KUTIPAN YANG DISEDIAKAN:
"""

Dia pernah meminta nomor telepon saya untuk keperluan surat lembur itu. Saya berikan karena awalnya, hanya untuk janjian di kantor. Tidak apa-apa. Tapi, soal ke rumah di luar jam kerja adalah langkah yang terlalu jauh. Saya tidak suka. 

Puncaknya, minggu lalu. Hampir setiap hari selama seminggu, dia ikut mengantar saya pulang bersama dua orang temannya. Itu saja sudah membuat saya merasa tidak nyaman. Buat apa ada sopir sampai tiga orang? Dan malam itu, saya ketiduran di mobil. Tentu saya tidur hanya saat masih ada teman sebelum saya. Begitu dia pulang, saya terus terjaga.

Sopir B bertanya, "Mel, kok diem aja?" Saya jawab, "Ngantuk." Sopir A mulai bertanya kapan biasanya saya terbangun. Kapan saya tidur. Apakah saya langsung tidur sesampainya di rumah. (Saya lupa bilang, sopir A suka banyak bertanya tentang transportasi yang saya naiki sebelum berangkat, pukul berapa saya berangkat). Saya bilang "Saya tidak suka shift malam." Maksudnya, karena saya tidak suka diantar malam-malam oleh sopir.

"""

TUGAS YANG DIBERIKAN: Tuliskan ulang bagian kutipan di atas kata demi kata, mulai dari kata-kata yang memuat "Dia pernah meminta" dan berhenti setelah "Saya tidak suka.". Data di bawah ini tidak diperlukan.

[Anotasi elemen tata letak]
"""

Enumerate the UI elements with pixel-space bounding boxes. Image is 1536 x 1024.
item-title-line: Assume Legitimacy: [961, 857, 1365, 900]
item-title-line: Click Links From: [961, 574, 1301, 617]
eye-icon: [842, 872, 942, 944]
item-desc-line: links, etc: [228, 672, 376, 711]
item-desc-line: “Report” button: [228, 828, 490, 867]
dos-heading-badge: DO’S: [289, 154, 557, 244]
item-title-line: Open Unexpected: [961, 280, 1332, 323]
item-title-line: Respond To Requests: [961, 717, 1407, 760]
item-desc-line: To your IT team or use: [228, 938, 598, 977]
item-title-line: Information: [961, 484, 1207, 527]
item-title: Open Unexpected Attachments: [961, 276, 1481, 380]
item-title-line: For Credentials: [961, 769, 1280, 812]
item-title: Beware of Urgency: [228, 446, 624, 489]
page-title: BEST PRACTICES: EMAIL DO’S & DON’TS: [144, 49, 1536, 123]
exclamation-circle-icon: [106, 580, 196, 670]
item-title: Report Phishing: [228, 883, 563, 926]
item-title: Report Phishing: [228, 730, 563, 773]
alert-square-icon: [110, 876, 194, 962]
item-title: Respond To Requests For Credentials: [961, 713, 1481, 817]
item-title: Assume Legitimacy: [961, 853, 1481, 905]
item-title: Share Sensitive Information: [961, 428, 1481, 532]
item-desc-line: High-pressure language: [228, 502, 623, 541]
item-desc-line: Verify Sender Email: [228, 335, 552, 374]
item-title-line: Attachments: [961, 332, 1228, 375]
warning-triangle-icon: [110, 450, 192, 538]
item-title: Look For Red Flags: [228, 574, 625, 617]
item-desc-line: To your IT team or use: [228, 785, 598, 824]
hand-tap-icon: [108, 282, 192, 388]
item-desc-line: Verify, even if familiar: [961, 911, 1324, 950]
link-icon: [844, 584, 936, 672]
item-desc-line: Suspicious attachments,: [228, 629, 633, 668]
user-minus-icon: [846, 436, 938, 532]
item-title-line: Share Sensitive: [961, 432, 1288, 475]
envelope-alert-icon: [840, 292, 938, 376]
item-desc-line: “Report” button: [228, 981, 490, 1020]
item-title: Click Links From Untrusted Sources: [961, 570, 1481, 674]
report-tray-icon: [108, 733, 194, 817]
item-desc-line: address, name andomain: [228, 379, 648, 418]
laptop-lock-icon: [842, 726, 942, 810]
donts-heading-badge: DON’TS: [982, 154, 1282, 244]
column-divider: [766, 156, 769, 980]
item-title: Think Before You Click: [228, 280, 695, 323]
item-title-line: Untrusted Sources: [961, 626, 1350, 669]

"""

PENYELESAIAN TUGAS:
Dia pernah meminta nomor telepon saya untuk keperluan surat lembur itu. Saya berikan karena awalnya, hanya untuk janjian di kantor. Tidak apa-apa. Tapi, soal ke rumah di luar jam kerja adalah langkah yang terlalu jauh. Saya tidak suka.